* **Task description**
Copy out each of the records below line for line, keeping every character as it appears.

>> start Dataset rows

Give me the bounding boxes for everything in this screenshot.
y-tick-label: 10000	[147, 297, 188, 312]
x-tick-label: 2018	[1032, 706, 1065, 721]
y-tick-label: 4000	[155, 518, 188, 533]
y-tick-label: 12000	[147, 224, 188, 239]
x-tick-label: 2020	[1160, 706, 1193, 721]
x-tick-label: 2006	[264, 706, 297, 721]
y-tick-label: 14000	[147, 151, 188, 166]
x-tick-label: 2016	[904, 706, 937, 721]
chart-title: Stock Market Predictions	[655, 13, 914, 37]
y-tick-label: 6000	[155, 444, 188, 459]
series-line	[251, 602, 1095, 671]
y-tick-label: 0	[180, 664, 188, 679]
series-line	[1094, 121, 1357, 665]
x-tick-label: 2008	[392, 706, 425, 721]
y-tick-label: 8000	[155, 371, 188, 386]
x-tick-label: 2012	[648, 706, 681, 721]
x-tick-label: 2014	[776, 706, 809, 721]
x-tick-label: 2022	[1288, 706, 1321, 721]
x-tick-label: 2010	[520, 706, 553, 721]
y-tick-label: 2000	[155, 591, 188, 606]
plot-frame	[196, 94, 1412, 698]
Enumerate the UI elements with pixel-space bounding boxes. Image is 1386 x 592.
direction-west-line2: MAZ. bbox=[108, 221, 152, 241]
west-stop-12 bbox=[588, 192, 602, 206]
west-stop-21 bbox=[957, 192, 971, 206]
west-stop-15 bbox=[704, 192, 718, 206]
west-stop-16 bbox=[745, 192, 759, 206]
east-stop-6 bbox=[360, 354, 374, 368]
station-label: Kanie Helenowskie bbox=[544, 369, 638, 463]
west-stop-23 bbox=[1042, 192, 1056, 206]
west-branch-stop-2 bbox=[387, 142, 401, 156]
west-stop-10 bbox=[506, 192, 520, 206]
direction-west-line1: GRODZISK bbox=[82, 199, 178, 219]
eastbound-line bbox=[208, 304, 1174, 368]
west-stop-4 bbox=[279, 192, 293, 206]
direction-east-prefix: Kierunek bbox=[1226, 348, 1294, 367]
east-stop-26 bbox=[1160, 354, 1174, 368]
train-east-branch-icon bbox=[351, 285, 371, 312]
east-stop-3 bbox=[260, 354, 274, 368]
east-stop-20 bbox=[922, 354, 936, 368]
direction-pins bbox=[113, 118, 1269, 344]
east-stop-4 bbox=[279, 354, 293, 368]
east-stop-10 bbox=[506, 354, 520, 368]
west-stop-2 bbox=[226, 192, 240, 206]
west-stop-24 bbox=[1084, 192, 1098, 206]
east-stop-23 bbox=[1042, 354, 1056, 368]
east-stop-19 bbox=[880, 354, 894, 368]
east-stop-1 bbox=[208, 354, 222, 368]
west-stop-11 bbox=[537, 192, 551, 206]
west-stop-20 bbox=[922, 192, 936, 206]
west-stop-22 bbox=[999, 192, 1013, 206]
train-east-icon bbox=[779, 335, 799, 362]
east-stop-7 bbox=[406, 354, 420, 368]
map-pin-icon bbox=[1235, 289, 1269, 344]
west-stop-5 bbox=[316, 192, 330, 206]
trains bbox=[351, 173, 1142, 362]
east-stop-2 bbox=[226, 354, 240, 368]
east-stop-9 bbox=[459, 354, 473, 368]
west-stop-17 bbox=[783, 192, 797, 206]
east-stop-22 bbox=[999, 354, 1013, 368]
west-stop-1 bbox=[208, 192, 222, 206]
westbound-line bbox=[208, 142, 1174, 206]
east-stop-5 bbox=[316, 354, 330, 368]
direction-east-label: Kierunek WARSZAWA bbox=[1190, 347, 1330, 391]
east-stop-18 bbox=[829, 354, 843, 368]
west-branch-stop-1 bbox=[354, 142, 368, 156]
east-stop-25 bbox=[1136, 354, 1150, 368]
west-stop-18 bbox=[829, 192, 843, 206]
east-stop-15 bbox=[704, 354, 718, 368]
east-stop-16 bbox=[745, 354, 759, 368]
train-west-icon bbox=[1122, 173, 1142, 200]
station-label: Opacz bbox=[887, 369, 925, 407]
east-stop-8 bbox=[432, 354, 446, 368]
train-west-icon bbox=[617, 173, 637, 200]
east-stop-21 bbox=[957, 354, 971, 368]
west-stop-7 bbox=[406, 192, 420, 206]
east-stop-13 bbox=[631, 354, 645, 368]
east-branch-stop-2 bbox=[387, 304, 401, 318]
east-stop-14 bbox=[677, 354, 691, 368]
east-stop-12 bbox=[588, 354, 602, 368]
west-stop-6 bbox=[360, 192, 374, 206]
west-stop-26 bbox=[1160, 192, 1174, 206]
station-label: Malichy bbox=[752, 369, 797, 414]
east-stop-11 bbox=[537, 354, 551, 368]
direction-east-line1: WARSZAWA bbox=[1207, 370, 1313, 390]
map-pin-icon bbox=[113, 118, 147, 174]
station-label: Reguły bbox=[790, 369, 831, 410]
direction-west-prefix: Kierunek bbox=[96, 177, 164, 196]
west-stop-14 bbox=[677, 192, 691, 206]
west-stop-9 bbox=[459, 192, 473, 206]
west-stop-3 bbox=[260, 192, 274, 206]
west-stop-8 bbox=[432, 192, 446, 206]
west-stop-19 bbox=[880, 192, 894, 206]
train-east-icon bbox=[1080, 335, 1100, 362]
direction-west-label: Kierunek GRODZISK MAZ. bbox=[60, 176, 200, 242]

>> end Dataset rows

* **Answer to this exercise**
Give me the bounding boxes for everything in this screenshot.
y-tick-label: 10000	[147, 297, 188, 312]
x-tick-label: 2018	[1032, 706, 1065, 721]
y-tick-label: 4000	[155, 518, 188, 533]
y-tick-label: 12000	[147, 224, 188, 239]
x-tick-label: 2020	[1160, 706, 1193, 721]
x-tick-label: 2006	[264, 706, 297, 721]
y-tick-label: 14000	[147, 151, 188, 166]
x-tick-label: 2016	[904, 706, 937, 721]
chart-title: Stock Market Predictions	[655, 13, 914, 37]
y-tick-label: 6000	[155, 444, 188, 459]
series-line	[251, 602, 1095, 671]
y-tick-label: 0	[180, 664, 188, 679]
series-line	[1094, 121, 1357, 665]
x-tick-label: 2008	[392, 706, 425, 721]
y-tick-label: 8000	[155, 371, 188, 386]
x-tick-label: 2012	[648, 706, 681, 721]
x-tick-label: 2014	[776, 706, 809, 721]
x-tick-label: 2022	[1288, 706, 1321, 721]
x-tick-label: 2010	[520, 706, 553, 721]
y-tick-label: 2000	[155, 591, 188, 606]
plot-frame	[196, 94, 1412, 698]
Enumerate the UI elements with pixel-space bounding boxes. Image is 1386 x 592.
direction-west-line2: MAZ. bbox=[108, 221, 152, 241]
west-stop-12 bbox=[588, 192, 602, 206]
west-stop-21 bbox=[957, 192, 971, 206]
west-stop-15 bbox=[704, 192, 718, 206]
west-stop-16 bbox=[745, 192, 759, 206]
east-stop-6 bbox=[360, 354, 374, 368]
station-label: Kanie Helenowskie bbox=[544, 369, 638, 463]
west-stop-23 bbox=[1042, 192, 1056, 206]
west-branch-stop-2 bbox=[387, 142, 401, 156]
west-stop-10 bbox=[506, 192, 520, 206]
direction-west-line1: GRODZISK bbox=[82, 199, 178, 219]
eastbound-line bbox=[208, 304, 1174, 368]
west-stop-4 bbox=[279, 192, 293, 206]
direction-east-prefix: Kierunek bbox=[1226, 348, 1294, 367]
east-stop-26 bbox=[1160, 354, 1174, 368]
train-east-branch-icon bbox=[351, 285, 371, 312]
east-stop-3 bbox=[260, 354, 274, 368]
east-stop-20 bbox=[922, 354, 936, 368]
direction-pins bbox=[113, 118, 1269, 344]
east-stop-4 bbox=[279, 354, 293, 368]
east-stop-10 bbox=[506, 354, 520, 368]
west-stop-2 bbox=[226, 192, 240, 206]
west-stop-24 bbox=[1084, 192, 1098, 206]
east-stop-23 bbox=[1042, 354, 1056, 368]
east-stop-19 bbox=[880, 354, 894, 368]
east-stop-1 bbox=[208, 354, 222, 368]
west-stop-11 bbox=[537, 192, 551, 206]
west-stop-20 bbox=[922, 192, 936, 206]
west-stop-22 bbox=[999, 192, 1013, 206]
train-east-icon bbox=[779, 335, 799, 362]
east-stop-7 bbox=[406, 354, 420, 368]
map-pin-icon bbox=[1235, 289, 1269, 344]
west-stop-5 bbox=[316, 192, 330, 206]
trains bbox=[351, 173, 1142, 362]
east-stop-2 bbox=[226, 354, 240, 368]
east-stop-9 bbox=[459, 354, 473, 368]
west-stop-17 bbox=[783, 192, 797, 206]
east-stop-22 bbox=[999, 354, 1013, 368]
west-stop-1 bbox=[208, 192, 222, 206]
westbound-line bbox=[208, 142, 1174, 206]
east-stop-5 bbox=[316, 354, 330, 368]
direction-east-label: Kierunek WARSZAWA bbox=[1190, 347, 1330, 391]
east-stop-18 bbox=[829, 354, 843, 368]
west-branch-stop-1 bbox=[354, 142, 368, 156]
east-stop-25 bbox=[1136, 354, 1150, 368]
west-stop-18 bbox=[829, 192, 843, 206]
east-stop-15 bbox=[704, 354, 718, 368]
east-stop-16 bbox=[745, 354, 759, 368]
train-west-icon bbox=[1122, 173, 1142, 200]
station-label: Opacz bbox=[887, 369, 925, 407]
east-stop-8 bbox=[432, 354, 446, 368]
train-west-icon bbox=[617, 173, 637, 200]
east-stop-21 bbox=[957, 354, 971, 368]
west-stop-7 bbox=[406, 192, 420, 206]
east-stop-13 bbox=[631, 354, 645, 368]
east-branch-stop-2 bbox=[387, 304, 401, 318]
east-stop-14 bbox=[677, 354, 691, 368]
east-stop-12 bbox=[588, 354, 602, 368]
west-stop-6 bbox=[360, 192, 374, 206]
west-stop-26 bbox=[1160, 192, 1174, 206]
station-label: Malichy bbox=[752, 369, 797, 414]
east-stop-11 bbox=[537, 354, 551, 368]
direction-east-line1: WARSZAWA bbox=[1207, 370, 1313, 390]
map-pin-icon bbox=[113, 118, 147, 174]
station-label: Reguły bbox=[790, 369, 831, 410]
direction-west-prefix: Kierunek bbox=[96, 177, 164, 196]
west-stop-14 bbox=[677, 192, 691, 206]
west-stop-9 bbox=[459, 192, 473, 206]
west-stop-3 bbox=[260, 192, 274, 206]
west-stop-8 bbox=[432, 192, 446, 206]
west-stop-19 bbox=[880, 192, 894, 206]
train-east-icon bbox=[1080, 335, 1100, 362]
direction-west-label: Kierunek GRODZISK MAZ. bbox=[60, 176, 200, 242]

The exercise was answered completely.